■ **What to work on**:
Copy each line of the entries beneath that contains the word "işaretli".

(Recorded data)

++++

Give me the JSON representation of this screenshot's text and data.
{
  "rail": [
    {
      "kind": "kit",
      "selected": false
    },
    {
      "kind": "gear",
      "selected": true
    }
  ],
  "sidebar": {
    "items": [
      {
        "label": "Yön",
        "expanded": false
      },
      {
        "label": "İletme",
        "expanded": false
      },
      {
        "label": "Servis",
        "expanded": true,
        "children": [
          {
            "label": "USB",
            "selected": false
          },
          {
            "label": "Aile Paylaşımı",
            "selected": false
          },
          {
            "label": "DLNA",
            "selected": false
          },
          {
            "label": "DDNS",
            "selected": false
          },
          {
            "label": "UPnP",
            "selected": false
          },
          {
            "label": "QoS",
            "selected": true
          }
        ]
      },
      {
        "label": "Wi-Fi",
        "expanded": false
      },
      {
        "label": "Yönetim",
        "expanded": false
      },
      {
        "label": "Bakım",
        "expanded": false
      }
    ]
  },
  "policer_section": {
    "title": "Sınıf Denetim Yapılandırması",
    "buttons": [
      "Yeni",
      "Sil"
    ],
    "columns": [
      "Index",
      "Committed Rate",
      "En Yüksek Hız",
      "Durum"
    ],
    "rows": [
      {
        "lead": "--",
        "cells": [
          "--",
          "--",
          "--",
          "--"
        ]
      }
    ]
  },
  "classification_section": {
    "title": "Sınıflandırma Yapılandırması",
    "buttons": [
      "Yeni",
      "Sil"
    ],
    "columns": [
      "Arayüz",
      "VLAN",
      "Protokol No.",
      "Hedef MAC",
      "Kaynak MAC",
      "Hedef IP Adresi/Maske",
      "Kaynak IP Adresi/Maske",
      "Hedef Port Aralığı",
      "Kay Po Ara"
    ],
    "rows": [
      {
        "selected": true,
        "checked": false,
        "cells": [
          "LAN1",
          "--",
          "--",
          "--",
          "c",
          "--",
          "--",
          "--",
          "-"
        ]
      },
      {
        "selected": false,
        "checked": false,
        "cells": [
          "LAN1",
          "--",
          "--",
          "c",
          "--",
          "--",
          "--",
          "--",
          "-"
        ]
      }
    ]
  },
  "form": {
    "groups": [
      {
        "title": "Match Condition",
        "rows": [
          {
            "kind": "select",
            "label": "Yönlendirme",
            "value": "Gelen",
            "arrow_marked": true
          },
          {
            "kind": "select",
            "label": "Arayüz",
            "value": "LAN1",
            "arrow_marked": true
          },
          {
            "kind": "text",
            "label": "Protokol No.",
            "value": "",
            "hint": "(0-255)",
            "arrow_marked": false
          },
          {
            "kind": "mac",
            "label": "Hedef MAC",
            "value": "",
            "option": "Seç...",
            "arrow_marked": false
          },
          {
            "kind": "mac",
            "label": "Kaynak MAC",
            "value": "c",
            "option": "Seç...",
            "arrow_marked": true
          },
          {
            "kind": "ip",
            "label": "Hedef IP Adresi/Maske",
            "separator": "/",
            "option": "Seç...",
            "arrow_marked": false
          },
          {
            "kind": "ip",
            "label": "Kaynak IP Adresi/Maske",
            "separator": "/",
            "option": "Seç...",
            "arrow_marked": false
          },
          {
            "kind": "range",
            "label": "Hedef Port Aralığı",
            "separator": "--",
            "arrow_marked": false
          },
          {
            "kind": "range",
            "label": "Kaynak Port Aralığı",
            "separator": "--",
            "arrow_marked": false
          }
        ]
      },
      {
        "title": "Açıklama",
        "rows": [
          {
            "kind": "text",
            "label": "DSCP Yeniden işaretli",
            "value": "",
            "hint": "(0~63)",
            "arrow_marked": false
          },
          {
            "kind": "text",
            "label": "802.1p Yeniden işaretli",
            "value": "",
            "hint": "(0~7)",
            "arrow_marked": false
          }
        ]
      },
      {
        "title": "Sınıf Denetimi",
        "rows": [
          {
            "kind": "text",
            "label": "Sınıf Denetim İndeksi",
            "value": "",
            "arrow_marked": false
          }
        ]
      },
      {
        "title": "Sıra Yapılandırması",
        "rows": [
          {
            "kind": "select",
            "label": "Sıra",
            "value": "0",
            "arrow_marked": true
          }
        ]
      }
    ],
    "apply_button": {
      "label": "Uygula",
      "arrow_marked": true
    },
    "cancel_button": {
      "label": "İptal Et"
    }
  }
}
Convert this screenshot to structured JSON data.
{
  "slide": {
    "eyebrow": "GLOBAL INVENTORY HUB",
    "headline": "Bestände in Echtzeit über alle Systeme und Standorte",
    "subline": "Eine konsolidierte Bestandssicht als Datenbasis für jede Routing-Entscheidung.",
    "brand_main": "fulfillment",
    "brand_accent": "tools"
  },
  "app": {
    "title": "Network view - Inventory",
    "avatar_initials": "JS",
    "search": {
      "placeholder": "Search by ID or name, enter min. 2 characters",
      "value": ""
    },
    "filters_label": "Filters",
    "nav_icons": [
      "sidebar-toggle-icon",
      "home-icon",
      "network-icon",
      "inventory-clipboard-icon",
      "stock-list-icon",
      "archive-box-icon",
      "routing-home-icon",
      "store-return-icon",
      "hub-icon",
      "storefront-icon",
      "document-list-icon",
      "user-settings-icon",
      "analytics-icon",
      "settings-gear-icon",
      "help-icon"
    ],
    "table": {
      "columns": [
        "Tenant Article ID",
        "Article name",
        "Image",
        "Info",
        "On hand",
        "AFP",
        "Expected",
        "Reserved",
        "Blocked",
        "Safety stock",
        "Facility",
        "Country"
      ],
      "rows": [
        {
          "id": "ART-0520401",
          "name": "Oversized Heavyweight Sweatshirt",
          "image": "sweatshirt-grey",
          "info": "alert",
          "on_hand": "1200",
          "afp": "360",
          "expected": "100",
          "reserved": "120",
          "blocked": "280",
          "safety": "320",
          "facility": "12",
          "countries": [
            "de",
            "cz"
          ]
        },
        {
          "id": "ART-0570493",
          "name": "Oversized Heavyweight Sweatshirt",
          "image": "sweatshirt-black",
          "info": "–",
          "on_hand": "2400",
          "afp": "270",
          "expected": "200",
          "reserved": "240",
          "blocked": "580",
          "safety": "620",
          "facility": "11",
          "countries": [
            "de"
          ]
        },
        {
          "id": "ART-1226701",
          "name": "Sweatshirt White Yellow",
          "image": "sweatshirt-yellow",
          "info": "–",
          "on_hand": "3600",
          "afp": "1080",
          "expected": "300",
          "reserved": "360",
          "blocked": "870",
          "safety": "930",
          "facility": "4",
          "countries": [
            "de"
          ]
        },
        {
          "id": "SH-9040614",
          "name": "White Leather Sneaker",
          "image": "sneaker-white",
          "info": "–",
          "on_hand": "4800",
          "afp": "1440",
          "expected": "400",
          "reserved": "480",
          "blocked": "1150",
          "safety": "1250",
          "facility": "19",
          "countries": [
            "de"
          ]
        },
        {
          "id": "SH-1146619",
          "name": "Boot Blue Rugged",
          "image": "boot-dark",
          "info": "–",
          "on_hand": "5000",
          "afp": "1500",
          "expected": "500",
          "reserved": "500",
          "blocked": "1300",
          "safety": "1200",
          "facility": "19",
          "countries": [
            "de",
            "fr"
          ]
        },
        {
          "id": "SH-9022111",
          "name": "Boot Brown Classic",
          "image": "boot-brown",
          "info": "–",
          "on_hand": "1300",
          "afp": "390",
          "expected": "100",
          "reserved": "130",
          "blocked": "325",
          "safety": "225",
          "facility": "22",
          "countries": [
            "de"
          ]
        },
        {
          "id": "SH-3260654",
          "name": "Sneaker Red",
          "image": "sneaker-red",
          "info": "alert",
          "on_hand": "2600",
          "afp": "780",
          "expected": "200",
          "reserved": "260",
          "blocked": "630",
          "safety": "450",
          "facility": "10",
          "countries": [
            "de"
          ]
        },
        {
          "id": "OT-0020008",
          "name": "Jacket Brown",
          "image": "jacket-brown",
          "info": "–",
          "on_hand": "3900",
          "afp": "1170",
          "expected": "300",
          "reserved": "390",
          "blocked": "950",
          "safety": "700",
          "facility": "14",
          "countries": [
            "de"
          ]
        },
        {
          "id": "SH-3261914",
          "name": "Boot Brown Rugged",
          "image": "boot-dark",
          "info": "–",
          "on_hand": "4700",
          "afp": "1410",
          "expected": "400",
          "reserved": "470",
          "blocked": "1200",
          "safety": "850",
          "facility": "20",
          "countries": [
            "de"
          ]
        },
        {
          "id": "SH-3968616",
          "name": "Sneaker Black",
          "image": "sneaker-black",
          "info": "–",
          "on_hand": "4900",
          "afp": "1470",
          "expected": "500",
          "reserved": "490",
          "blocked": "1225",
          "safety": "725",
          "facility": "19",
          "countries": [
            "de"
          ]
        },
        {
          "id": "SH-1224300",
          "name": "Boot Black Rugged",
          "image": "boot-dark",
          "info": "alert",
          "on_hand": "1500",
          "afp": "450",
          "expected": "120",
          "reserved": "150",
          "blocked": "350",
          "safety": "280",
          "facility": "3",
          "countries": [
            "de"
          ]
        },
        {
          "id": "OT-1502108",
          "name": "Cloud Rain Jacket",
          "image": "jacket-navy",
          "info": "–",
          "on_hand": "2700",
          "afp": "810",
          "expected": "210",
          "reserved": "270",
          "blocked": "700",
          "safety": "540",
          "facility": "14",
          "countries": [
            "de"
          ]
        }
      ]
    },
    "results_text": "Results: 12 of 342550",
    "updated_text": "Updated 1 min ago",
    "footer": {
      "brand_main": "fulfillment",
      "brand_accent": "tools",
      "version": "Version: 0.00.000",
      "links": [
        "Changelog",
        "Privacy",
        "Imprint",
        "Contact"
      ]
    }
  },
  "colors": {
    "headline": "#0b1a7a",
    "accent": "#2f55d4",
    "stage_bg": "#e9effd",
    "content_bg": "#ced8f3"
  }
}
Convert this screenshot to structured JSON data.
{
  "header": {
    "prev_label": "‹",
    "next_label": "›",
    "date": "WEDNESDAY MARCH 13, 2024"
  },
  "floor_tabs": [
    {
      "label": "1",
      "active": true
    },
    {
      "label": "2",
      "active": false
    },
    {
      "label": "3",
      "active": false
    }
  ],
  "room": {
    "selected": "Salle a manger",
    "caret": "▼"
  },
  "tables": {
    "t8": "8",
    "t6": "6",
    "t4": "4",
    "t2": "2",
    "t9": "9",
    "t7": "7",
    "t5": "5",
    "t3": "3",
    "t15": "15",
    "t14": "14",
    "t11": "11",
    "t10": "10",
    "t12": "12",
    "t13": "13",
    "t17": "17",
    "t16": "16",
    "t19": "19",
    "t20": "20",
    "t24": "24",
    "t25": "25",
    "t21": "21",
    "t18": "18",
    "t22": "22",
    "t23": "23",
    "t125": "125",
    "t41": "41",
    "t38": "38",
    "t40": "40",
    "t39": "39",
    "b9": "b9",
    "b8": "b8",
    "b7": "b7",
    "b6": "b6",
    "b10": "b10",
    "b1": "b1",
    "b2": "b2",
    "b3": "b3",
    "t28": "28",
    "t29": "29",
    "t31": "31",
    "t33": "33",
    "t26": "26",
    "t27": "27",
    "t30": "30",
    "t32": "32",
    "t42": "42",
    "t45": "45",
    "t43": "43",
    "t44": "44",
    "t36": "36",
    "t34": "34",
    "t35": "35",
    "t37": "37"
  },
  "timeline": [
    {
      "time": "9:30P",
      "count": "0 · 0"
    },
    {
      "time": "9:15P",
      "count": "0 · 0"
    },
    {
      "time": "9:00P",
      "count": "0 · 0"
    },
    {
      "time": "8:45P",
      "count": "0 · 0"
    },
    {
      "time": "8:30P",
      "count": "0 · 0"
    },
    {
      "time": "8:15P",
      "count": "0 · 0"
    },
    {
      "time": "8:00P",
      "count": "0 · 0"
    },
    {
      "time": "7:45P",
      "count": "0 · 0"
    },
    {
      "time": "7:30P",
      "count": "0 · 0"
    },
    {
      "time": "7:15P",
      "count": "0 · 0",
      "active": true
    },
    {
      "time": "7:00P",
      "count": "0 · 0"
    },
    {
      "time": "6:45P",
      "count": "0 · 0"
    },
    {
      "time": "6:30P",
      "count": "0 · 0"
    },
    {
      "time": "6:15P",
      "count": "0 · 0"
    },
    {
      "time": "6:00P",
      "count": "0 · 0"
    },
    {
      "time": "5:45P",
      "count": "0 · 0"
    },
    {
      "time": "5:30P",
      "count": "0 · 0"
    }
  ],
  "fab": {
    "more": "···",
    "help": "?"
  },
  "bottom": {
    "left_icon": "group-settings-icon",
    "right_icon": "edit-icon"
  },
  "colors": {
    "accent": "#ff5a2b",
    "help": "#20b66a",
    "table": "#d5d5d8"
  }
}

++++

■ **Result of this exercise**:
            "label": "DSCP Yeniden işaretli",
            "label": "802.1p Yeniden işaretli",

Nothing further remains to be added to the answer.